REQUIREMENTS: Identify the lines that contain the string "Where" and copy all of them.

THE RECORDS:
□ □ □

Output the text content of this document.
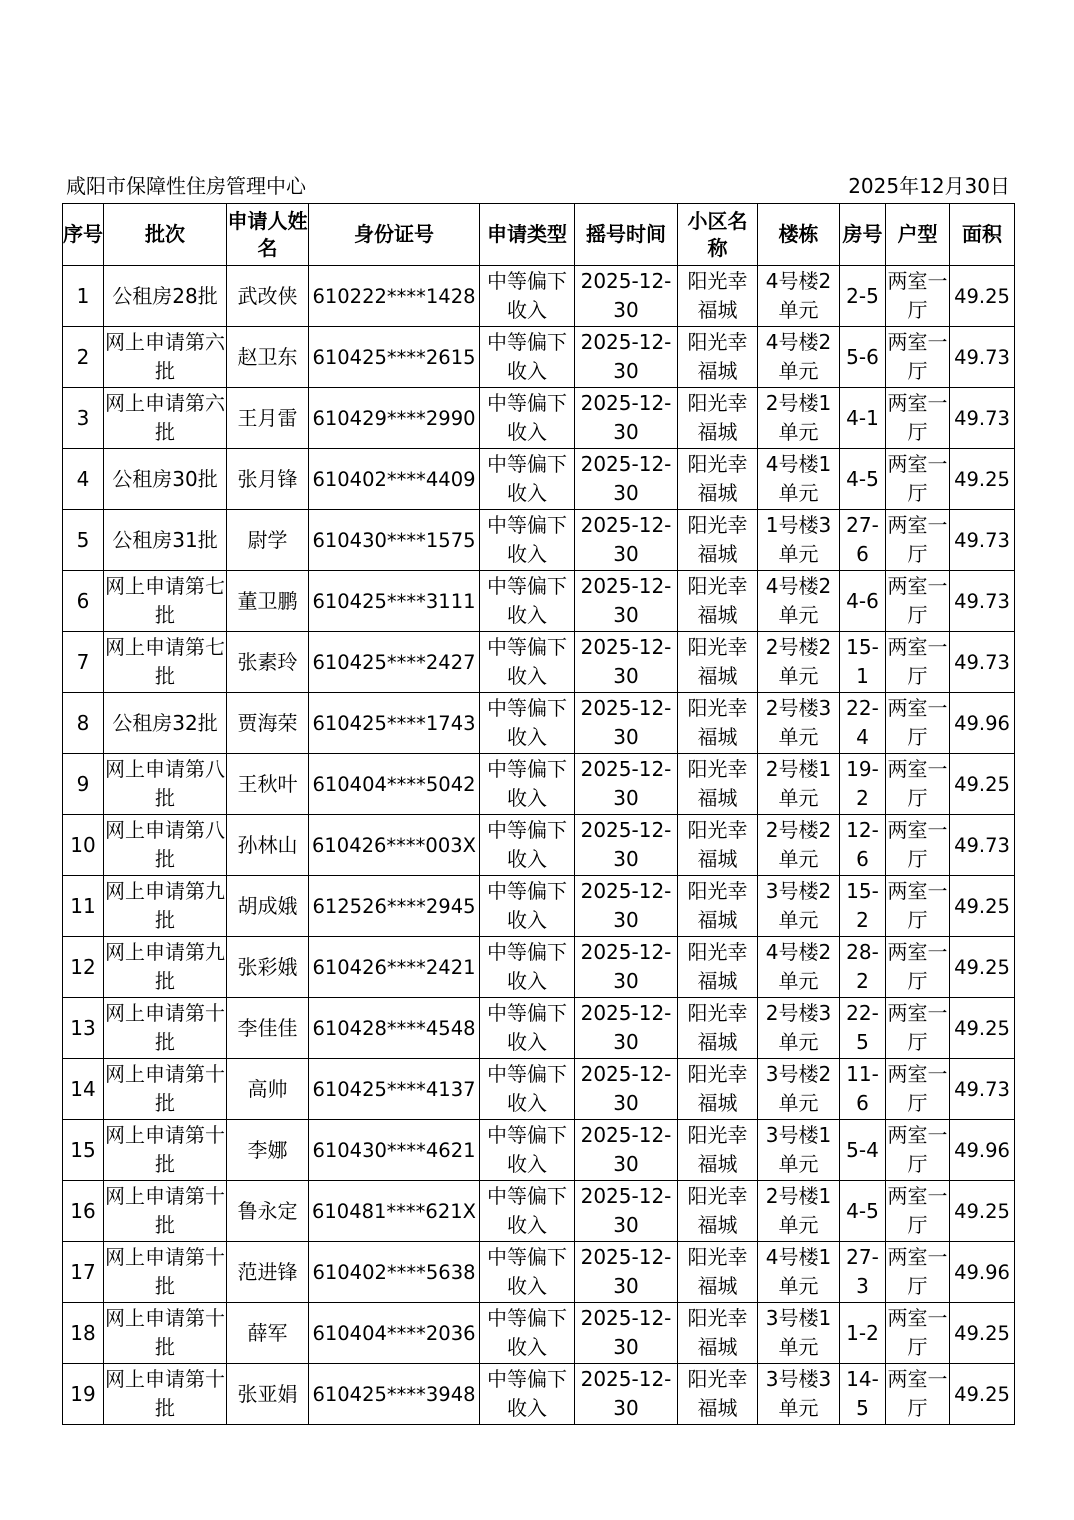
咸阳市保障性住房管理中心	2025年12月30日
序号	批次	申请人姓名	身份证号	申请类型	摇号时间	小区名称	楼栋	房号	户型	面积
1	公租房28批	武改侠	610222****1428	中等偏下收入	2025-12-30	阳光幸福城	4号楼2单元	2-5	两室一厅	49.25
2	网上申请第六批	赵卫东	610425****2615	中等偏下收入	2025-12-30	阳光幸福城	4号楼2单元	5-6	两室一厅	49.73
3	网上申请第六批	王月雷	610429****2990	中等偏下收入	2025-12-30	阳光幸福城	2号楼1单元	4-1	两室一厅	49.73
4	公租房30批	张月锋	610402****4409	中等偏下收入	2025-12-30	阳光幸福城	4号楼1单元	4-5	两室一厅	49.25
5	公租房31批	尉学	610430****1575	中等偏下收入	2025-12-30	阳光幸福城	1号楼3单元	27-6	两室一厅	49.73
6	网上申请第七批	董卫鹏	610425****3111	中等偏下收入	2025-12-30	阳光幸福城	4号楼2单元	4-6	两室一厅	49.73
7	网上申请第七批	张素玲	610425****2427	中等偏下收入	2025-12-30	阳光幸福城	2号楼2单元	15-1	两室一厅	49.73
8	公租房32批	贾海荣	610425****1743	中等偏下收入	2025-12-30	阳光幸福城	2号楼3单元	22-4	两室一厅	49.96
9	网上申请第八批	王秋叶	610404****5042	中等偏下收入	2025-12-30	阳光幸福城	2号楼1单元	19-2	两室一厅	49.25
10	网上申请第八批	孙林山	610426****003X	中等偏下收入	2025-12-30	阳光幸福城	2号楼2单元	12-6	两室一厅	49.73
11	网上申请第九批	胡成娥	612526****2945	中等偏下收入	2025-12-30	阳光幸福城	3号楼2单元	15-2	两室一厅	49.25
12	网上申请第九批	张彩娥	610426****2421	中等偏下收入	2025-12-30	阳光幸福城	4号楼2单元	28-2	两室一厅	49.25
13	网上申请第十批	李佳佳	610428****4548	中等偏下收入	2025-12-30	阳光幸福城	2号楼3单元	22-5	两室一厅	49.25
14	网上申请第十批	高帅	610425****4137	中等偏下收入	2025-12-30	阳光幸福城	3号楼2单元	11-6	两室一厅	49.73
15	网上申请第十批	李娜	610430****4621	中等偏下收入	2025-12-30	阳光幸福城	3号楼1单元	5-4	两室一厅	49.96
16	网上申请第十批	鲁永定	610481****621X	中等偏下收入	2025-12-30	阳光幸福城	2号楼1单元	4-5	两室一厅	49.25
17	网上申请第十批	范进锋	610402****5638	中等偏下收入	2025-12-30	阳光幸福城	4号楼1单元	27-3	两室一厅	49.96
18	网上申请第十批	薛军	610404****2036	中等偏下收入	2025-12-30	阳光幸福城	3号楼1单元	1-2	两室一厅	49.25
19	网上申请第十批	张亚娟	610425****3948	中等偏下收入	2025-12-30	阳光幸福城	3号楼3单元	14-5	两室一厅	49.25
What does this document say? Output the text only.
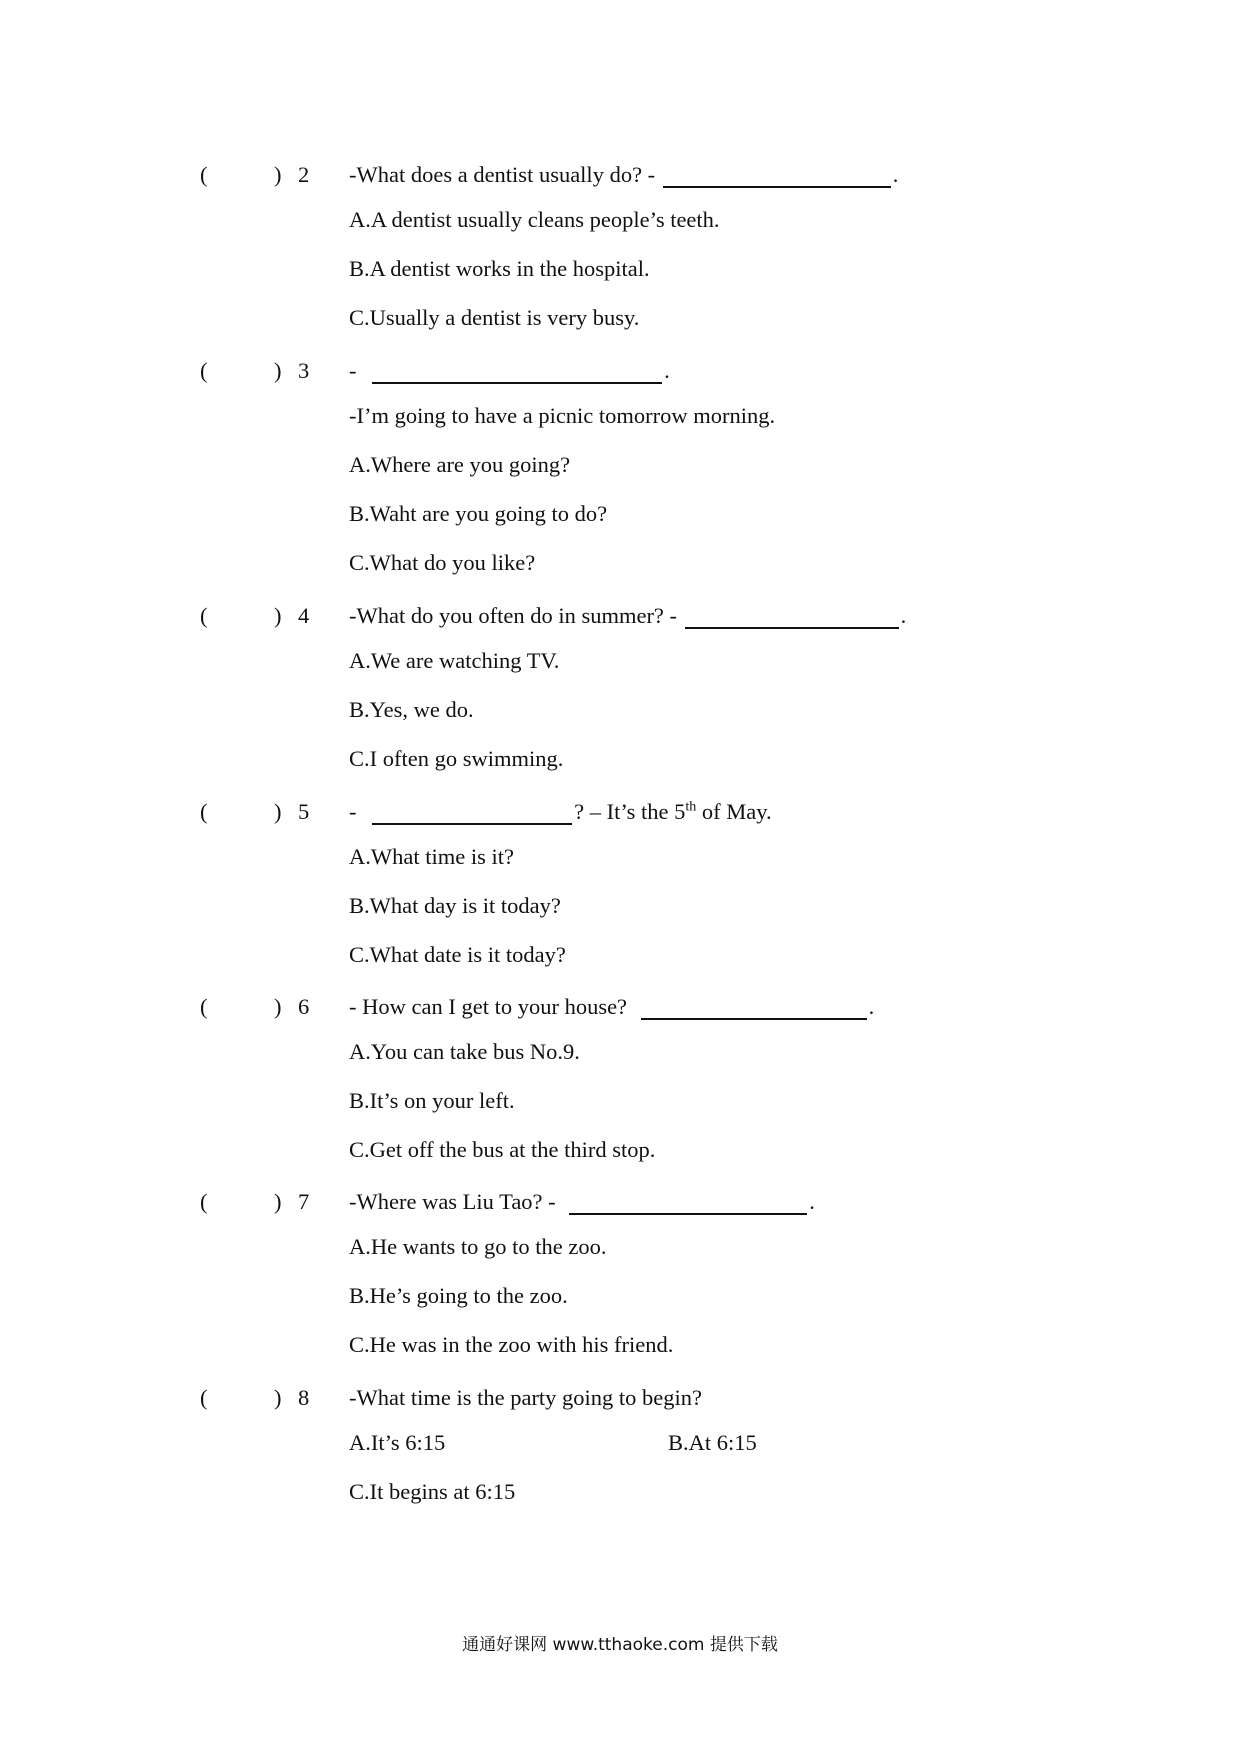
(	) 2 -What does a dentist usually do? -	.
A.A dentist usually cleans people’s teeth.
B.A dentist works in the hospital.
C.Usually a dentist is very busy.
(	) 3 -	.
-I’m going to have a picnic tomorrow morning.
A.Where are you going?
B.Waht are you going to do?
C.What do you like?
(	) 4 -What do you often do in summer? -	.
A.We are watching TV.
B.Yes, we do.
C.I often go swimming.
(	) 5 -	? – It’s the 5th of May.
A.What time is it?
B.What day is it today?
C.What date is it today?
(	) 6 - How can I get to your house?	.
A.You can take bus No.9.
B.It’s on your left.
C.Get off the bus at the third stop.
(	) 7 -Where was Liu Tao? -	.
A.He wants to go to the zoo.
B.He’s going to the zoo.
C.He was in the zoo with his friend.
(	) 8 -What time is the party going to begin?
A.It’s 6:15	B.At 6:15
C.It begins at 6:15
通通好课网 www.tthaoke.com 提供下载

□ □ □

COMPLETED TASK:
A.Where are you going?
(	) 7 -Where was Liu Tao? -	.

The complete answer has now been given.